## start Source material
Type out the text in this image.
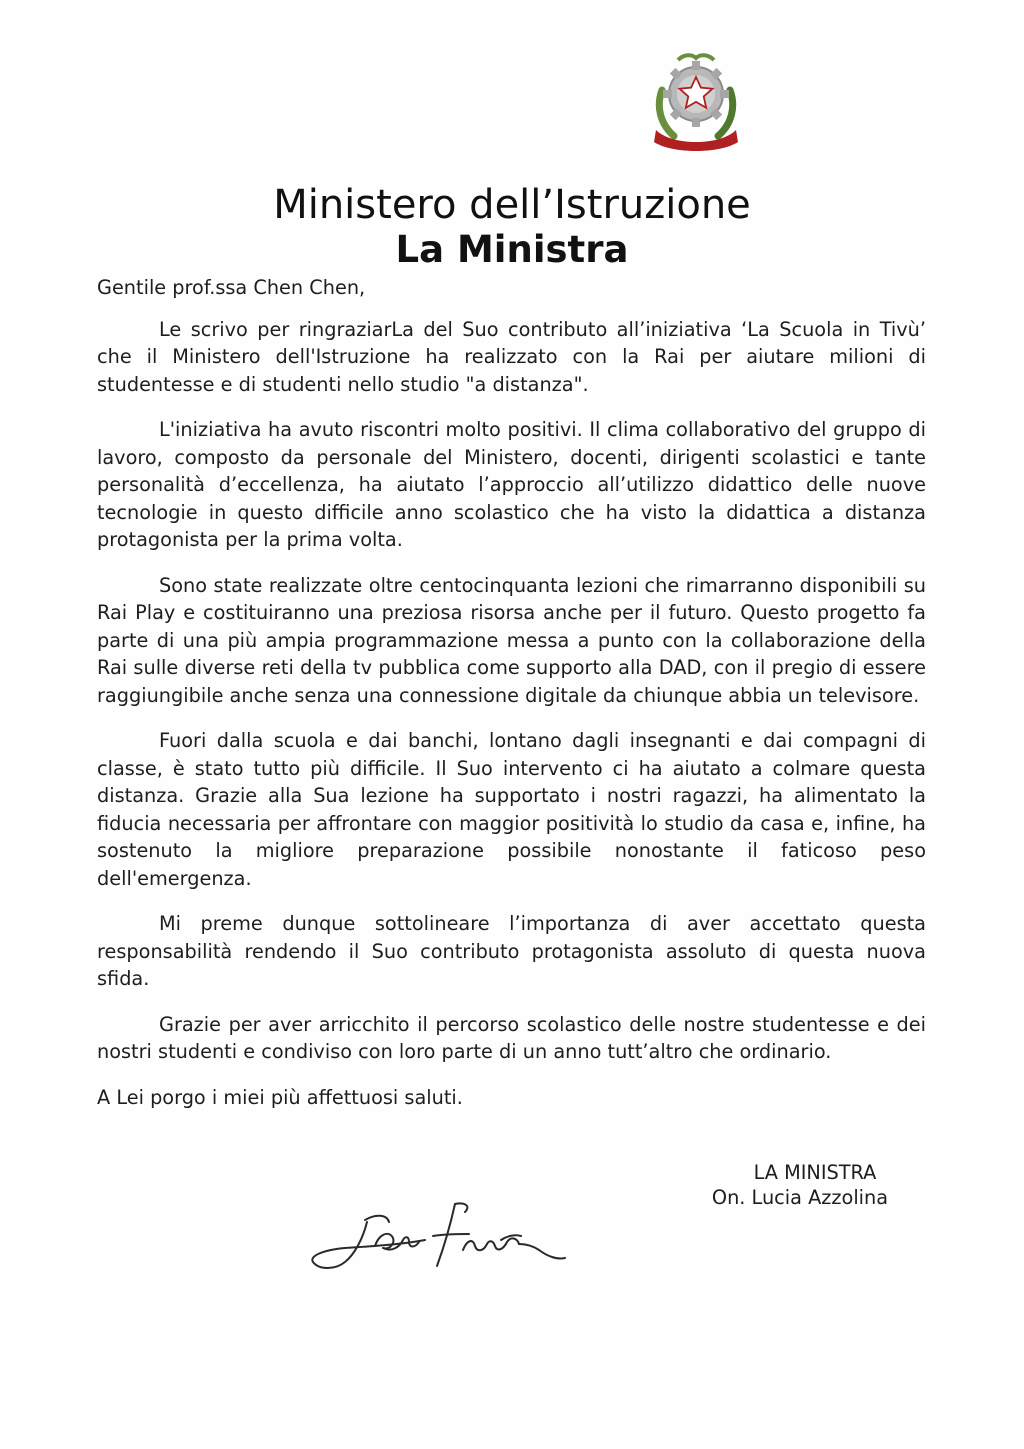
Ministero dell’Istruzione
La Ministra

Gentile prof.ssa Chen Chen,

Le scrivo per ringraziarLa del Suo contributo all’iniziativa ‘La Scuola in Tivù’ che il Ministero dell'Istruzione ha realizzato con la Rai per aiutare milioni di studentesse e di studenti nello studio "a distanza".

L'iniziativa ha avuto riscontri molto positivi. Il clima collaborativo del gruppo di lavoro, composto da personale del Ministero, docenti, dirigenti scolastici e tante personalità d’eccellenza, ha aiutato l’approccio all’utilizzo didattico delle nuove tecnologie in questo difficile anno scolastico che ha visto la didattica a distanza protagonista per la prima volta.

Sono state realizzate oltre centocinquanta lezioni che rimarranno disponibili su Rai Play e costituiranno una preziosa risorsa anche per il futuro. Questo progetto fa parte di una più ampia programmazione messa a punto con la collaborazione della Rai sulle diverse reti della tv pubblica come supporto alla DAD, con il pregio di essere raggiungibile anche senza una connessione digitale da chiunque abbia un televisore.

Fuori dalla scuola e dai banchi, lontano dagli insegnanti e dai compagni di classe, è stato tutto più difficile. Il Suo intervento ci ha aiutato a colmare questa distanza. Grazie alla Sua lezione ha supportato i nostri ragazzi, ha alimentato la fiducia necessaria per affrontare con maggior positività lo studio da casa e, infine, ha sostenuto la migliore preparazione possibile nonostante il faticoso peso dell'emergenza.

Mi preme dunque sottolineare l’importanza di aver accettato questa responsabilità rendendo il Suo contributo protagonista assoluto di questa nuova sfida.

Grazie per aver arricchito il percorso scolastico delle nostre studentesse e dei nostri studenti e condiviso con loro parte di un anno tutt’altro che ordinario.

A Lei porgo i miei più affettuosi saluti.

LA MINISTRA
On. Lucia Azzolina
## end Source material
# Work to do:
Exactly how many lines of the material contain the word "iniziativa"? Write the number alone.

# Reply:
2